* [Given data]
· · · · · · ·

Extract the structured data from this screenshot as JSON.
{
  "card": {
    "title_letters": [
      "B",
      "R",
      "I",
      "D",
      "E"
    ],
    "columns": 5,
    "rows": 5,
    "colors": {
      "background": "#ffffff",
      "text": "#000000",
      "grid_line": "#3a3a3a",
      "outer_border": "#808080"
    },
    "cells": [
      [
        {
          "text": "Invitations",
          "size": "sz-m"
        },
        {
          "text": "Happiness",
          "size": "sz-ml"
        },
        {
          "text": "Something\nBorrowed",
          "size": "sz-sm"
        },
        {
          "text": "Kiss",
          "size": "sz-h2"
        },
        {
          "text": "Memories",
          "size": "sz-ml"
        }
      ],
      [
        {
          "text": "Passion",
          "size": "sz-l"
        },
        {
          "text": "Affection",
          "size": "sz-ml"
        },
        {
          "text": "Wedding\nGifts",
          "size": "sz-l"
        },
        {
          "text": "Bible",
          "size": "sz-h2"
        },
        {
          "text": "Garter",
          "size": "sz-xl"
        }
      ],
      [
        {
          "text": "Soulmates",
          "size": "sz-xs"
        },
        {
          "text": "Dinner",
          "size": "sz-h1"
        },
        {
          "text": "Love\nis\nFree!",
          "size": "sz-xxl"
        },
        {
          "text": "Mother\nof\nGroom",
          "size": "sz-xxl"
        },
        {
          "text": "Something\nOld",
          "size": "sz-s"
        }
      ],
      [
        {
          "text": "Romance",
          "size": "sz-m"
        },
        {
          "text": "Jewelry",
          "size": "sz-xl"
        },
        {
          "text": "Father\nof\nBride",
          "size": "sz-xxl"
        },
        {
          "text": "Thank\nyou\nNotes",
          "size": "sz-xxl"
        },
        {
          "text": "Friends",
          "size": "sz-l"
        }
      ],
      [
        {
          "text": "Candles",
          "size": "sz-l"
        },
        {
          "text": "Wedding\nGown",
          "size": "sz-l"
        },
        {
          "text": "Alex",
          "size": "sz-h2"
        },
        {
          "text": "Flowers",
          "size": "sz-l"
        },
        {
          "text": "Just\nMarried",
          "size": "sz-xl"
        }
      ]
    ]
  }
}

· · · · · · ·

Of the lines in the records, how many contain the word "Something"? Answer with the number and nothing else.

2